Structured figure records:
◇ ◇ ◇ ◇ ◇ ◇ ◇

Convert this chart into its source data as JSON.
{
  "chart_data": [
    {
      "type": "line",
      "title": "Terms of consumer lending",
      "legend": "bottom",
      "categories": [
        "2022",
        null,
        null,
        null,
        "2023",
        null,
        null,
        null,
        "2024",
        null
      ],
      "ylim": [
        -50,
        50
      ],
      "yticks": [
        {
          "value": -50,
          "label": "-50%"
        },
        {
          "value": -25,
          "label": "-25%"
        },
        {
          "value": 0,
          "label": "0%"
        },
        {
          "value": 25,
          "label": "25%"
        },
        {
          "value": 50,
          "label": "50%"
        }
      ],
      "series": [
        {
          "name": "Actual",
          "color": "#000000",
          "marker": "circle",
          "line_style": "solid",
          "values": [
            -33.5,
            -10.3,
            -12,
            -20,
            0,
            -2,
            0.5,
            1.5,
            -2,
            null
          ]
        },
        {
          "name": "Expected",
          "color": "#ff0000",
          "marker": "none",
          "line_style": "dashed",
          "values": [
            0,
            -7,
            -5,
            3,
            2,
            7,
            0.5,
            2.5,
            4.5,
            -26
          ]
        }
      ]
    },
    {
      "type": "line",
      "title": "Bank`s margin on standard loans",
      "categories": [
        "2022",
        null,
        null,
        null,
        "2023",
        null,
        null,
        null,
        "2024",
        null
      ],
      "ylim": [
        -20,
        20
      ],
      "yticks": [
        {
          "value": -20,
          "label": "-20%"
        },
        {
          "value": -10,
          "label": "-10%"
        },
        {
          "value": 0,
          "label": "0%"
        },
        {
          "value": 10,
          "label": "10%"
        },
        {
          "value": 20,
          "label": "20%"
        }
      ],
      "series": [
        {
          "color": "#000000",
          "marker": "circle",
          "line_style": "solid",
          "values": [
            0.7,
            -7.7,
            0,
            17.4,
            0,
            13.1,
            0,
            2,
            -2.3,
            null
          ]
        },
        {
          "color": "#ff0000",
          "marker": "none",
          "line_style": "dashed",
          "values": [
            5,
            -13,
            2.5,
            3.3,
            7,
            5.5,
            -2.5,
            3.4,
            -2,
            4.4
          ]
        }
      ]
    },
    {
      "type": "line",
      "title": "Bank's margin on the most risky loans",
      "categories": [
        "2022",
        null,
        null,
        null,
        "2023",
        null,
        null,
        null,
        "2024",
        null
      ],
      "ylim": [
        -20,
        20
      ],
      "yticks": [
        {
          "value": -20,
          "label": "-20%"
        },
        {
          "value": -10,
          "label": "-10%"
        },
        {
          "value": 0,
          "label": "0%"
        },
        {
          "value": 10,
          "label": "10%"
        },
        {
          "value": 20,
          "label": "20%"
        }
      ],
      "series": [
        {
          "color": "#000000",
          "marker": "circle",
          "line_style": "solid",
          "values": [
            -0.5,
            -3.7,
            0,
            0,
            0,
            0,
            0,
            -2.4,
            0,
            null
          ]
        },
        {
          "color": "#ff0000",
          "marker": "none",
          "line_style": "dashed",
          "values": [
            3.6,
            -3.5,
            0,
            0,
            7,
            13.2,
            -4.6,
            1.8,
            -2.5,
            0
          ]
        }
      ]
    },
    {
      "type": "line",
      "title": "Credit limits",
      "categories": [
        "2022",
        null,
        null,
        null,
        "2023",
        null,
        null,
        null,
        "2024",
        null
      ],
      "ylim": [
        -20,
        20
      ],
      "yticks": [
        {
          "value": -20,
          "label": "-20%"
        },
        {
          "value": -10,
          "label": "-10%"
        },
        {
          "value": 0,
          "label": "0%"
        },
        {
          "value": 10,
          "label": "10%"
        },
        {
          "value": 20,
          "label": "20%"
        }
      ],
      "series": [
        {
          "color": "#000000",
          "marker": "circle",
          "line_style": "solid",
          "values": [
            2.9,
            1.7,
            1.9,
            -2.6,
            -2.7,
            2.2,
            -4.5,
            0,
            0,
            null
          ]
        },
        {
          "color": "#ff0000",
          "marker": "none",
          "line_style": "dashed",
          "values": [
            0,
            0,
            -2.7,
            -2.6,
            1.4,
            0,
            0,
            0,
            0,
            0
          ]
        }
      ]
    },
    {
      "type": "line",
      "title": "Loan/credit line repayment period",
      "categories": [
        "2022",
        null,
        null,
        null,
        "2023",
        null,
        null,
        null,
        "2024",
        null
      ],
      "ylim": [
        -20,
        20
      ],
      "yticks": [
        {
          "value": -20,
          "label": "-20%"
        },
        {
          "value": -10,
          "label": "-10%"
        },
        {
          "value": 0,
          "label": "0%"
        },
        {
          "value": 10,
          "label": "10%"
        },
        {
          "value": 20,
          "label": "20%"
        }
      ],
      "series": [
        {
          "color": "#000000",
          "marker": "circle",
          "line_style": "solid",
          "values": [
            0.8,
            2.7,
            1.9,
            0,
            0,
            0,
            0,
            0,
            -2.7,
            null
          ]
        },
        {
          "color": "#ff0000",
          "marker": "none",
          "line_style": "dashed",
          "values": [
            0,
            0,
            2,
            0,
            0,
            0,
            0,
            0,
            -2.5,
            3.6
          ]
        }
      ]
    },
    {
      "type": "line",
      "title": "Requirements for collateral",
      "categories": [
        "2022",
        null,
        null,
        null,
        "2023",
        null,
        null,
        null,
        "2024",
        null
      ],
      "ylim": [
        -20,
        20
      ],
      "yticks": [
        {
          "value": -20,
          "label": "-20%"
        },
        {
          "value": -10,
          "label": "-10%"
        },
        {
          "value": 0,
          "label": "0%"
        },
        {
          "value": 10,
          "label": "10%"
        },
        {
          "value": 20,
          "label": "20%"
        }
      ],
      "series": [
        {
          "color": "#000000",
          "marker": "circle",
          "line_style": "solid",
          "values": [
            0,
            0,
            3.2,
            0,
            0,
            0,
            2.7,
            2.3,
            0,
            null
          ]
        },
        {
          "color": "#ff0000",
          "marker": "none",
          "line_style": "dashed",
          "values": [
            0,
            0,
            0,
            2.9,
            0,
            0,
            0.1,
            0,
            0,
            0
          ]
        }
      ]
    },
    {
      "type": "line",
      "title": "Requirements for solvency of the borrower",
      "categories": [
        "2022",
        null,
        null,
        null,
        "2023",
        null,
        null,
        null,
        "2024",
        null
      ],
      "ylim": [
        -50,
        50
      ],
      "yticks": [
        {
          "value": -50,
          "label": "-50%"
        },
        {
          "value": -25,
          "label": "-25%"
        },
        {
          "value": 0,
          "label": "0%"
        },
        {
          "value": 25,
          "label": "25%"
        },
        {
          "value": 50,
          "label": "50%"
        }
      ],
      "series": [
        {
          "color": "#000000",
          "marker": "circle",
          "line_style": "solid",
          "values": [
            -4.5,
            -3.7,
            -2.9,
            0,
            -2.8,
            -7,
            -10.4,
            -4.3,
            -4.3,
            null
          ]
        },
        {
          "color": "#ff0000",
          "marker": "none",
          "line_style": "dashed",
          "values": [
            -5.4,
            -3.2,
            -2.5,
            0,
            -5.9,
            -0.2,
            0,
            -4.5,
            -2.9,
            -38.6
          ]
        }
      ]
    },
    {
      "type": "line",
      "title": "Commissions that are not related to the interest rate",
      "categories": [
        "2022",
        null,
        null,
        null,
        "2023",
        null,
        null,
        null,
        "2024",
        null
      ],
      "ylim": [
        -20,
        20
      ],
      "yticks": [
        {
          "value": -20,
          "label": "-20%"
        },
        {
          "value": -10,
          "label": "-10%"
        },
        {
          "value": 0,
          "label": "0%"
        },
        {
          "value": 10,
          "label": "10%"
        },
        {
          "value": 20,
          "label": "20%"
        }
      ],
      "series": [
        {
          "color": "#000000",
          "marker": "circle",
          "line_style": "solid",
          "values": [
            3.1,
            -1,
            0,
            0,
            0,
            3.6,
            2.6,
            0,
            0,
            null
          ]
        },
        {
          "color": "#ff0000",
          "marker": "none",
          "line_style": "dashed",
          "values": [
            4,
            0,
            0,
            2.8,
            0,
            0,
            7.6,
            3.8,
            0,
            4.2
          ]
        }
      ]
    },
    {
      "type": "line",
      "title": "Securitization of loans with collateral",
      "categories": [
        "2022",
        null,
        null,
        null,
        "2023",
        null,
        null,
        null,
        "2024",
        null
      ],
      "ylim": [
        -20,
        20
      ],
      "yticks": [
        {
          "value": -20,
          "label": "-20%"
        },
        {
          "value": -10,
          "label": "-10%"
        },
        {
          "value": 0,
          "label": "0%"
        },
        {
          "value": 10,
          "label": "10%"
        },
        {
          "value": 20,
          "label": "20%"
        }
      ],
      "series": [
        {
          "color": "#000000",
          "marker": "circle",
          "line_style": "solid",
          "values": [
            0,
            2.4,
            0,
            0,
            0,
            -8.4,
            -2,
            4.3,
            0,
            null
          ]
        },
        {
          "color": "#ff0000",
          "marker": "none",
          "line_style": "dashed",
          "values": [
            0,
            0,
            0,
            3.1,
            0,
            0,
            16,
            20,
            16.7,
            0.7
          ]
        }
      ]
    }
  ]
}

◇ ◇ ◇ ◇ ◇ ◇ ◇

- _Objective_
How many lines of the records contain the string "Requirements"? Respond with the number alone.

- _Answer for this exercise_
2